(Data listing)
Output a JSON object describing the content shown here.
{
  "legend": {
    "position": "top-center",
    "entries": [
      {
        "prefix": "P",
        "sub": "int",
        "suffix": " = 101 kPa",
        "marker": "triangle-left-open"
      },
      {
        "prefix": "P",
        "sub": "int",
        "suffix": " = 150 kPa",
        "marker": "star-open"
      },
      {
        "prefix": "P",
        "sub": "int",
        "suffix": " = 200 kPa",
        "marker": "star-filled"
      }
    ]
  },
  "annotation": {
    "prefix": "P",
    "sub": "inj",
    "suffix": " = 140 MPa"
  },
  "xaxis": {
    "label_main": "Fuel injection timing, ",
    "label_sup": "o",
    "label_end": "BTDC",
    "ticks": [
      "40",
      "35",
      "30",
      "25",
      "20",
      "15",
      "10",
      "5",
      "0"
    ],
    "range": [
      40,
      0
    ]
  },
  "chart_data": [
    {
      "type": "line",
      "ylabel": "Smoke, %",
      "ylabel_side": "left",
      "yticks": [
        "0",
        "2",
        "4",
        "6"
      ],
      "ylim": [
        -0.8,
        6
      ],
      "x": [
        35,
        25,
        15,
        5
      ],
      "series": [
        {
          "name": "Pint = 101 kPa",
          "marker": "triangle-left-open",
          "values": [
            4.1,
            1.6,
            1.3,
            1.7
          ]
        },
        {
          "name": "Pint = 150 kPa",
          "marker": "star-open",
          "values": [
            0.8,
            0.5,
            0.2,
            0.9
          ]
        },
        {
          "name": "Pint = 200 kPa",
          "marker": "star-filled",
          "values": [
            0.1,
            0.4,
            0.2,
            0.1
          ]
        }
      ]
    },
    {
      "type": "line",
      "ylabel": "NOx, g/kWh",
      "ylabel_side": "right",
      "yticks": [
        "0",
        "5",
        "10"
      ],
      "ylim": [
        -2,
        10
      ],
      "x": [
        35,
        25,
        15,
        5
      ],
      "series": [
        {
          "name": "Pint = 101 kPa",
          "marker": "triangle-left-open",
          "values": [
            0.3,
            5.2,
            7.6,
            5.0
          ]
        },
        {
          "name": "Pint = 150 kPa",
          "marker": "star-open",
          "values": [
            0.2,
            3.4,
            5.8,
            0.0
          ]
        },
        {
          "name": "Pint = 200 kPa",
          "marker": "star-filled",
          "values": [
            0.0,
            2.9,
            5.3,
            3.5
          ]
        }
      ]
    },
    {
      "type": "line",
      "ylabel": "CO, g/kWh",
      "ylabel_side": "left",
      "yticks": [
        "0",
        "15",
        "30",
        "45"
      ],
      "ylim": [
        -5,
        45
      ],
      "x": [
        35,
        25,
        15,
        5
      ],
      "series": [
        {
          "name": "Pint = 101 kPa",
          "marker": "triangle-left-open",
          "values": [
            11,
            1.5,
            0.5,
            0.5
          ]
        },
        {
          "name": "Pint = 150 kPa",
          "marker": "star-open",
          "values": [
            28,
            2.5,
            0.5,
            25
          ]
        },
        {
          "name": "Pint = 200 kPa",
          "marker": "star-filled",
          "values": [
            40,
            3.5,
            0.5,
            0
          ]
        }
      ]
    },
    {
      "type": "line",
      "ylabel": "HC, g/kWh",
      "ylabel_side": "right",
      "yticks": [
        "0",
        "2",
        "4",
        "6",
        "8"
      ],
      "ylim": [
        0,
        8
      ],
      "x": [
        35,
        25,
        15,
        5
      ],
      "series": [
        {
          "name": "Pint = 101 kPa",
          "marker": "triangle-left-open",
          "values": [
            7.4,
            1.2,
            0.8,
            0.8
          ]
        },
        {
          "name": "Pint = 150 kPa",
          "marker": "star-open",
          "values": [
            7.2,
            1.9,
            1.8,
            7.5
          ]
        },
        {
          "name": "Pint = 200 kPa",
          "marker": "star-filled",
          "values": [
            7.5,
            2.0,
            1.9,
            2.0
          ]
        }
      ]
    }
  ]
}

**What you are asked to do**
Repeat every record, exactly as written.

**Completed task**
Output a JSON object describing the content shown here.
{
  "legend": {
    "position": "top-center",
    "entries": [
      {
        "prefix": "P",
        "sub": "int",
        "suffix": " = 101 kPa",
        "marker": "triangle-left-open"
      },
      {
        "prefix": "P",
        "sub": "int",
        "suffix": " = 150 kPa",
        "marker": "star-open"
      },
      {
        "prefix": "P",
        "sub": "int",
        "suffix": " = 200 kPa",
        "marker": "star-filled"
      }
    ]
  },
  "annotation": {
    "prefix": "P",
    "sub": "inj",
    "suffix": " = 140 MPa"
  },
  "xaxis": {
    "label_main": "Fuel injection timing, ",
    "label_sup": "o",
    "label_end": "BTDC",
    "ticks": [
      "40",
      "35",
      "30",
      "25",
      "20",
      "15",
      "10",
      "5",
      "0"
    ],
    "range": [
      40,
      0
    ]
  },
  "chart_data": [
    {
      "type": "line",
      "ylabel": "Smoke, %",
      "ylabel_side": "left",
      "yticks": [
        "0",
        "2",
        "4",
        "6"
      ],
      "ylim": [
        -0.8,
        6
      ],
      "x": [
        35,
        25,
        15,
        5
      ],
      "series": [
        {
          "name": "Pint = 101 kPa",
          "marker": "triangle-left-open",
          "values": [
            4.1,
            1.6,
            1.3,
            1.7
          ]
        },
        {
          "name": "Pint = 150 kPa",
          "marker": "star-open",
          "values": [
            0.8,
            0.5,
            0.2,
            0.9
          ]
        },
        {
          "name": "Pint = 200 kPa",
          "marker": "star-filled",
          "values": [
            0.1,
            0.4,
            0.2,
            0.1
          ]
        }
      ]
    },
    {
      "type": "line",
      "ylabel": "NOx, g/kWh",
      "ylabel_side": "right",
      "yticks": [
        "0",
        "5",
        "10"
      ],
      "ylim": [
        -2,
        10
      ],
      "x": [
        35,
        25,
        15,
        5
      ],
      "series": [
        {
          "name": "Pint = 101 kPa",
          "marker": "triangle-left-open",
          "values": [
            0.3,
            5.2,
            7.6,
            5.0
          ]
        },
        {
          "name": "Pint = 150 kPa",
          "marker": "star-open",
          "values": [
            0.2,
            3.4,
            5.8,
            0.0
          ]
        },
        {
          "name": "Pint = 200 kPa",
          "marker": "star-filled",
          "values": [
            0.0,
            2.9,
            5.3,
            3.5
          ]
        }
      ]
    },
    {
      "type": "line",
      "ylabel": "CO, g/kWh",
      "ylabel_side": "left",
      "yticks": [
        "0",
        "15",
        "30",
        "45"
      ],
      "ylim": [
        -5,
        45
      ],
      "x": [
        35,
        25,
        15,
        5
      ],
      "series": [
        {
          "name": "Pint = 101 kPa",
          "marker": "triangle-left-open",
          "values": [
            11,
            1.5,
            0.5,
            0.5
          ]
        },
        {
          "name": "Pint = 150 kPa",
          "marker": "star-open",
          "values": [
            28,
            2.5,
            0.5,
            25
          ]
        },
        {
          "name": "Pint = 200 kPa",
          "marker": "star-filled",
          "values": [
            40,
            3.5,
            0.5,
            0
          ]
        }
      ]
    },
    {
      "type": "line",
      "ylabel": "HC, g/kWh",
      "ylabel_side": "right",
      "yticks": [
        "0",
        "2",
        "4",
        "6",
        "8"
      ],
      "ylim": [
        0,
        8
      ],
      "x": [
        35,
        25,
        15,
        5
      ],
      "series": [
        {
          "name": "Pint = 101 kPa",
          "marker": "triangle-left-open",
          "values": [
            7.4,
            1.2,
            0.8,
            0.8
          ]
        },
        {
          "name": "Pint = 150 kPa",
          "marker": "star-open",
          "values": [
            7.2,
            1.9,
            1.8,
            7.5
          ]
        },
        {
          "name": "Pint = 200 kPa",
          "marker": "star-filled",
          "values": [
            7.5,
            2.0,
            1.9,
            2.0
          ]
        }
      ]
    }
  ]
}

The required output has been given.